Transcribe all of the data exactly. Omit the pictures.

Dataset records:
-*-*-

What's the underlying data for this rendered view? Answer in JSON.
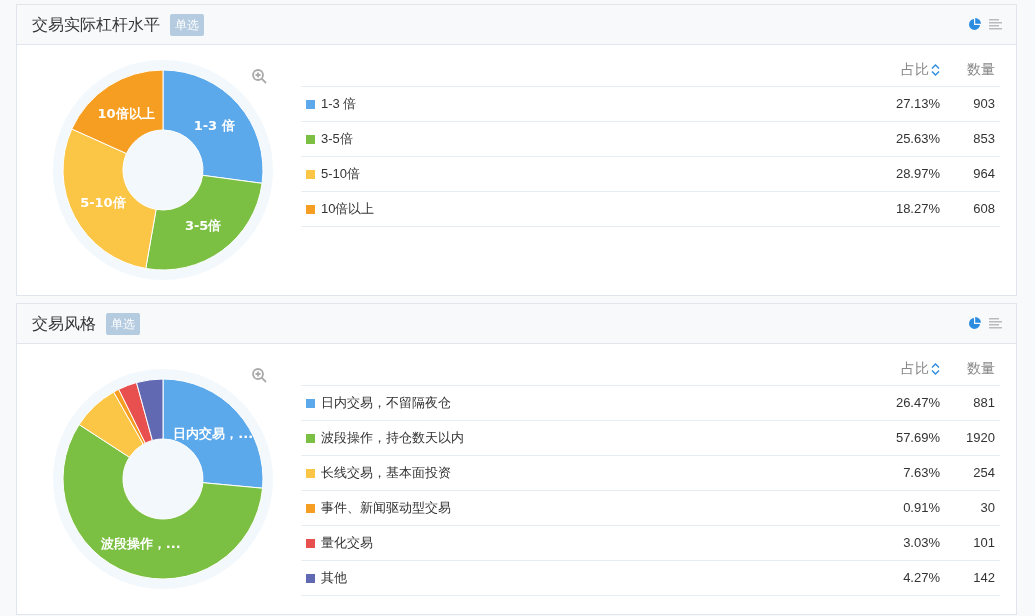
{
  "panels": [
    {
      "title": "交易实际杠杆水平",
      "badge": "单选",
      "columns": [
        "占比",
        "数量"
      ],
      "rows": [
        {
          "share": "27.13%",
          "count": "903",
          "color": "#5ba8eb"
        },
        {
          "share": "25.63%",
          "count": "853",
          "color": "#7bc043"
        },
        {
          "share": "28.97%",
          "count": "964",
          "color": "#fbc546"
        },
        {
          "share": "18.27%",
          "count": "608",
          "color": "#f59e21"
        }
      ],
      "slice_labels": [
        "1-3 倍",
        "3-5倍",
        "5-10倍",
        "10倍以上"
      ],
      "chart_data": {
        "type": "donut",
        "categories": [
          "1-3 倍",
          "3-5倍",
          "5-10倍",
          "10倍以上"
        ],
        "values": [
          27.13,
          25.63,
          28.97,
          18.27
        ]
      }
    },
    {
      "title": "交易风格",
      "badge": "单选",
      "columns": [
        "占比",
        "数量"
      ],
      "rows": [
        {
          "share": "26.47%",
          "count": "881",
          "color": "#5ba8eb"
        },
        {
          "share": "57.69%",
          "count": "1920",
          "color": "#7bc043"
        },
        {
          "share": "7.63%",
          "count": "254",
          "color": "#fbc546"
        },
        {
          "share": "0.91%",
          "count": "30",
          "color": "#f59e21"
        },
        {
          "share": "3.03%",
          "count": "101",
          "color": "#e84f4f"
        },
        {
          "share": "4.27%",
          "count": "142",
          "color": "#6269b3"
        }
      ],
      "slice_labels": [
        "日内交易，...",
        "波段操作，..."
      ],
      "chart_data": {
        "type": "donut",
        "categories": [
          "日内交易，不留隔夜仓",
          "波段操作，持仓数天以内",
          "长线交易，基本面投资",
          "事件、新闻驱动型交易",
          "量化交易",
          "其他"
        ],
        "values": [
          26.47,
          57.69,
          7.63,
          0.91,
          3.03,
          4.27
        ]
      }
    }
  ]
}
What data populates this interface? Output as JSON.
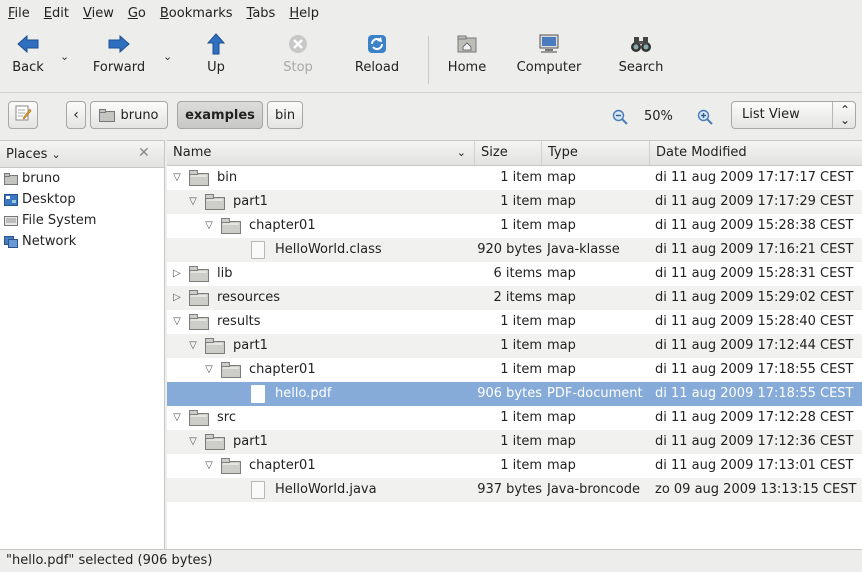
{
  "menu": [
    {
      "u": "F",
      "rest": "ile"
    },
    {
      "u": "E",
      "rest": "dit"
    },
    {
      "u": "V",
      "rest": "iew"
    },
    {
      "u": "G",
      "rest": "o"
    },
    {
      "u": "B",
      "rest": "ookmarks"
    },
    {
      "u": "T",
      "rest": "abs"
    },
    {
      "u": "H",
      "rest": "elp"
    }
  ],
  "toolbar": {
    "back": "Back",
    "forward": "Forward",
    "up": "Up",
    "stop": "Stop",
    "reload": "Reload",
    "home": "Home",
    "computer": "Computer",
    "search": "Search"
  },
  "location": {
    "back_chevron": "‹",
    "crumbs": [
      "bruno",
      "examples",
      "bin"
    ],
    "zoom": "50%",
    "view": "List View"
  },
  "sidebar": {
    "title": "Places",
    "items": [
      "bruno",
      "Desktop",
      "File System",
      "Network"
    ]
  },
  "columns": {
    "name": "Name",
    "size": "Size",
    "type": "Type",
    "date": "Date Modified"
  },
  "files": [
    {
      "name": "bin",
      "size": "1 item",
      "type": "map",
      "date": "di 11 aug 2009 17:17:17 CEST",
      "kind": "folder",
      "expander": "open",
      "depth": 0
    },
    {
      "name": "part1",
      "size": "1 item",
      "type": "map",
      "date": "di 11 aug 2009 17:17:29 CEST",
      "kind": "folder",
      "expander": "open",
      "depth": 1
    },
    {
      "name": "chapter01",
      "size": "1 item",
      "type": "map",
      "date": "di 11 aug 2009 15:28:38 CEST",
      "kind": "folder",
      "expander": "open",
      "depth": 2
    },
    {
      "name": "HelloWorld.class",
      "size": "920 bytes",
      "type": "Java-klasse",
      "date": "di 11 aug 2009 17:16:21 CEST",
      "kind": "file",
      "expander": "",
      "depth": 3
    },
    {
      "name": "lib",
      "size": "6 items",
      "type": "map",
      "date": "di 11 aug 2009 15:28:31 CEST",
      "kind": "folder",
      "expander": "closed",
      "depth": 0
    },
    {
      "name": "resources",
      "size": "2 items",
      "type": "map",
      "date": "di 11 aug 2009 15:29:02 CEST",
      "kind": "folder",
      "expander": "closed",
      "depth": 0
    },
    {
      "name": "results",
      "size": "1 item",
      "type": "map",
      "date": "di 11 aug 2009 15:28:40 CEST",
      "kind": "folder",
      "expander": "open",
      "depth": 0
    },
    {
      "name": "part1",
      "size": "1 item",
      "type": "map",
      "date": "di 11 aug 2009 17:12:44 CEST",
      "kind": "folder",
      "expander": "open",
      "depth": 1
    },
    {
      "name": "chapter01",
      "size": "1 item",
      "type": "map",
      "date": "di 11 aug 2009 17:18:55 CEST",
      "kind": "folder",
      "expander": "open",
      "depth": 2
    },
    {
      "name": "hello.pdf",
      "size": "906 bytes",
      "type": "PDF-document",
      "date": "di 11 aug 2009 17:18:55 CEST",
      "kind": "file",
      "expander": "",
      "depth": 3,
      "selected": true
    },
    {
      "name": "src",
      "size": "1 item",
      "type": "map",
      "date": "di 11 aug 2009 17:12:28 CEST",
      "kind": "folder",
      "expander": "open",
      "depth": 0
    },
    {
      "name": "part1",
      "size": "1 item",
      "type": "map",
      "date": "di 11 aug 2009 17:12:36 CEST",
      "kind": "folder",
      "expander": "open",
      "depth": 1
    },
    {
      "name": "chapter01",
      "size": "1 item",
      "type": "map",
      "date": "di 11 aug 2009 17:13:01 CEST",
      "kind": "folder",
      "expander": "open",
      "depth": 2
    },
    {
      "name": "HelloWorld.java",
      "size": "937 bytes",
      "type": "Java-broncode",
      "date": "zo 09 aug 2009 13:13:15 CEST",
      "kind": "file",
      "expander": "",
      "depth": 3
    }
  ],
  "status": "\"hello.pdf\" selected (906 bytes)",
  "colors": {
    "selection": "#86abd9",
    "folder": "#c9c9c5",
    "accent_blue": "#2f6fbf"
  }
}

-*-*-

Full output:
What's the underlying data for this rendered view? Answer in JSON.
{
  "panels": [
    {
      "title": "交易实际杠杆水平",
      "badge": "单选",
      "columns": [
        "占比",
        "数量"
      ],
      "rows": [
        {
          "share": "27.13%",
          "count": "903",
          "color": "#5ba8eb"
        },
        {
          "share": "25.63%",
          "count": "853",
          "color": "#7bc043"
        },
        {
          "share": "28.97%",
          "count": "964",
          "color": "#fbc546"
        },
        {
          "share": "18.27%",
          "count": "608",
          "color": "#f59e21"
        }
      ],
      "slice_labels": [
        "1-3 倍",
        "3-5倍",
        "5-10倍",
        "10倍以上"
      ],
      "chart_data": {
        "type": "donut",
        "categories": [
          "1-3 倍",
          "3-5倍",
          "5-10倍",
          "10倍以上"
        ],
        "values": [
          27.13,
          25.63,
          28.97,
          18.27
        ]
      }
    },
    {
      "title": "交易风格",
      "badge": "单选",
      "columns": [
        "占比",
        "数量"
      ],
      "rows": [
        {
          "share": "26.47%",
          "count": "881",
          "color": "#5ba8eb"
        },
        {
          "share": "57.69%",
          "count": "1920",
          "color": "#7bc043"
        },
        {
          "share": "7.63%",
          "count": "254",
          "color": "#fbc546"
        },
        {
          "share": "0.91%",
          "count": "30",
          "color": "#f59e21"
        },
        {
          "share": "3.03%",
          "count": "101",
          "color": "#e84f4f"
        },
        {
          "share": "4.27%",
          "count": "142",
          "color": "#6269b3"
        }
      ],
      "slice_labels": [
        "日内交易，...",
        "波段操作，..."
      ],
      "chart_data": {
        "type": "donut",
        "categories": [
          "日内交易，不留隔夜仓",
          "波段操作，持仓数天以内",
          "长线交易，基本面投资",
          "事件、新闻驱动型交易",
          "量化交易",
          "其他"
        ],
        "values": [
          26.47,
          57.69,
          7.63,
          0.91,
          3.03,
          4.27
        ]
      }
    }
  ]
}
What data populates this interface? Output as JSON.
{
  "menu": [
    {
      "u": "F",
      "rest": "ile"
    },
    {
      "u": "E",
      "rest": "dit"
    },
    {
      "u": "V",
      "rest": "iew"
    },
    {
      "u": "G",
      "rest": "o"
    },
    {
      "u": "B",
      "rest": "ookmarks"
    },
    {
      "u": "T",
      "rest": "abs"
    },
    {
      "u": "H",
      "rest": "elp"
    }
  ],
  "toolbar": {
    "back": "Back",
    "forward": "Forward",
    "up": "Up",
    "stop": "Stop",
    "reload": "Reload",
    "home": "Home",
    "computer": "Computer",
    "search": "Search"
  },
  "location": {
    "back_chevron": "‹",
    "crumbs": [
      "bruno",
      "examples",
      "bin"
    ],
    "zoom": "50%",
    "view": "List View"
  },
  "sidebar": {
    "title": "Places",
    "items": [
      "bruno",
      "Desktop",
      "File System",
      "Network"
    ]
  },
  "columns": {
    "name": "Name",
    "size": "Size",
    "type": "Type",
    "date": "Date Modified"
  },
  "files": [
    {
      "name": "bin",
      "size": "1 item",
      "type": "map",
      "date": "di 11 aug 2009 17:17:17 CEST",
      "kind": "folder",
      "expander": "open",
      "depth": 0
    },
    {
      "name": "part1",
      "size": "1 item",
      "type": "map",
      "date": "di 11 aug 2009 17:17:29 CEST",
      "kind": "folder",
      "expander": "open",
      "depth": 1
    },
    {
      "name": "chapter01",
      "size": "1 item",
      "type": "map",
      "date": "di 11 aug 2009 15:28:38 CEST",
      "kind": "folder",
      "expander": "open",
      "depth": 2
    },
    {
      "name": "HelloWorld.class",
      "size": "920 bytes",
      "type": "Java-klasse",
      "date": "di 11 aug 2009 17:16:21 CEST",
      "kind": "file",
      "expander": "",
      "depth": 3
    },
    {
      "name": "lib",
      "size": "6 items",
      "type": "map",
      "date": "di 11 aug 2009 15:28:31 CEST",
      "kind": "folder",
      "expander": "closed",
      "depth": 0
    },
    {
      "name": "resources",
      "size": "2 items",
      "type": "map",
      "date": "di 11 aug 2009 15:29:02 CEST",
      "kind": "folder",
      "expander": "closed",
      "depth": 0
    },
    {
      "name": "results",
      "size": "1 item",
      "type": "map",
      "date": "di 11 aug 2009 15:28:40 CEST",
      "kind": "folder",
      "expander": "open",
      "depth": 0
    },
    {
      "name": "part1",
      "size": "1 item",
      "type": "map",
      "date": "di 11 aug 2009 17:12:44 CEST",
      "kind": "folder",
      "expander": "open",
      "depth": 1
    },
    {
      "name": "chapter01",
      "size": "1 item",
      "type": "map",
      "date": "di 11 aug 2009 17:18:55 CEST",
      "kind": "folder",
      "expander": "open",
      "depth": 2
    },
    {
      "name": "hello.pdf",
      "size": "906 bytes",
      "type": "PDF-document",
      "date": "di 11 aug 2009 17:18:55 CEST",
      "kind": "file",
      "expander": "",
      "depth": 3,
      "selected": true
    },
    {
      "name": "src",
      "size": "1 item",
      "type": "map",
      "date": "di 11 aug 2009 17:12:28 CEST",
      "kind": "folder",
      "expander": "open",
      "depth": 0
    },
    {
      "name": "part1",
      "size": "1 item",
      "type": "map",
      "date": "di 11 aug 2009 17:12:36 CEST",
      "kind": "folder",
      "expander": "open",
      "depth": 1
    },
    {
      "name": "chapter01",
      "size": "1 item",
      "type": "map",
      "date": "di 11 aug 2009 17:13:01 CEST",
      "kind": "folder",
      "expander": "open",
      "depth": 2
    },
    {
      "name": "HelloWorld.java",
      "size": "937 bytes",
      "type": "Java-broncode",
      "date": "zo 09 aug 2009 13:13:15 CEST",
      "kind": "file",
      "expander": "",
      "depth": 3
    }
  ],
  "status": "\"hello.pdf\" selected (906 bytes)",
  "colors": {
    "selection": "#86abd9",
    "folder": "#c9c9c5",
    "accent_blue": "#2f6fbf"
  }
}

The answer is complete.